Given instruction: Exactly as written, quote every line that follows, skipping the images.

Available data:
**********

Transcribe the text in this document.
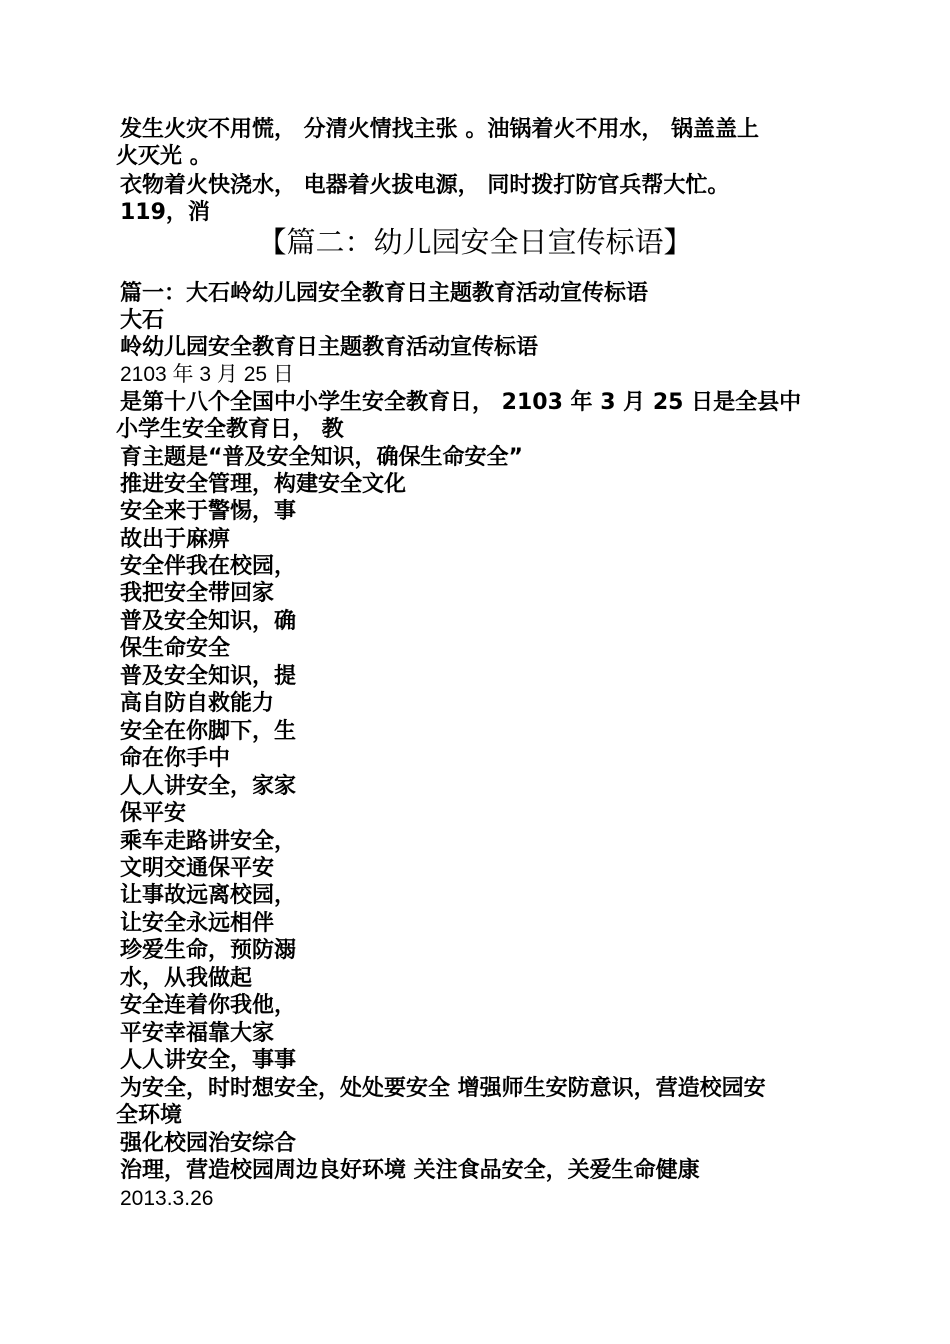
发生火灾不用慌， 分清火情找主张 。油锅着火不用水， 锅盖盖上
火灭光 。
衣物着火快浇水， 电器着火拔电源， 同时拨打防官兵帮大忙。
119，消
【篇二：幼儿园安全日宣传标语】
篇一：大石岭幼儿园安全教育日主题教育活动宣传标语
大石
岭幼儿园安全教育日主题教育活动宣传标语
2103 年 3 月 25 日
是第十八个全国中小学生安全教育日， 2103 年 3 月 25 日是全县中
小学生安全教育日， 教
育主题是“普及安全知识，确保生命安全”
推进安全管理，构建安全文化
安全来于警惕，事
故出于麻痹
安全伴我在校园，
我把安全带回家
普及安全知识，确
保生命安全
普及安全知识，提
高自防自救能力
安全在你脚下，生
命在你手中
人人讲安全，家家
保平安
乘车走路讲安全，
文明交通保平安
让事故远离校园，
让安全永远相伴
珍爱生命，预防溺
水，从我做起
安全连着你我他，
平安幸福靠大家
人人讲安全，事事
为安全，时时想安全，处处要安全 增强师生安防意识，营造校园安
全环境
强化校园治安综合
治理，营造校园周边良好环境 关注食品安全，关爱生命健康
2013.3.26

**********

Result of this exercise:
Transcribe the text in this document.
发生火灾不用慌， 分清火情找主张 。油锅着火不用水， 锅盖盖上
火灭光 。
衣物着火快浇水， 电器着火拔电源， 同时拨打防官兵帮大忙。
119，消
【篇二：幼儿园安全日宣传标语】
篇一：大石岭幼儿园安全教育日主题教育活动宣传标语
大石
岭幼儿园安全教育日主题教育活动宣传标语
2103 年 3 月 25 日
是第十八个全国中小学生安全教育日， 2103 年 3 月 25 日是全县中
小学生安全教育日， 教
育主题是“普及安全知识，确保生命安全”
推进安全管理，构建安全文化
安全来于警惕，事
故出于麻痹
安全伴我在校园，
我把安全带回家
普及安全知识，确
保生命安全
普及安全知识，提
高自防自救能力
安全在你脚下，生
命在你手中
人人讲安全，家家
保平安
乘车走路讲安全，
文明交通保平安
让事故远离校园，
让安全永远相伴
珍爱生命，预防溺
水，从我做起
安全连着你我他，
平安幸福靠大家
人人讲安全，事事
为安全，时时想安全，处处要安全 增强师生安防意识，营造校园安
全环境
强化校园治安综合
治理，营造校园周边良好环境 关注食品安全，关爱生命健康
2013.3.26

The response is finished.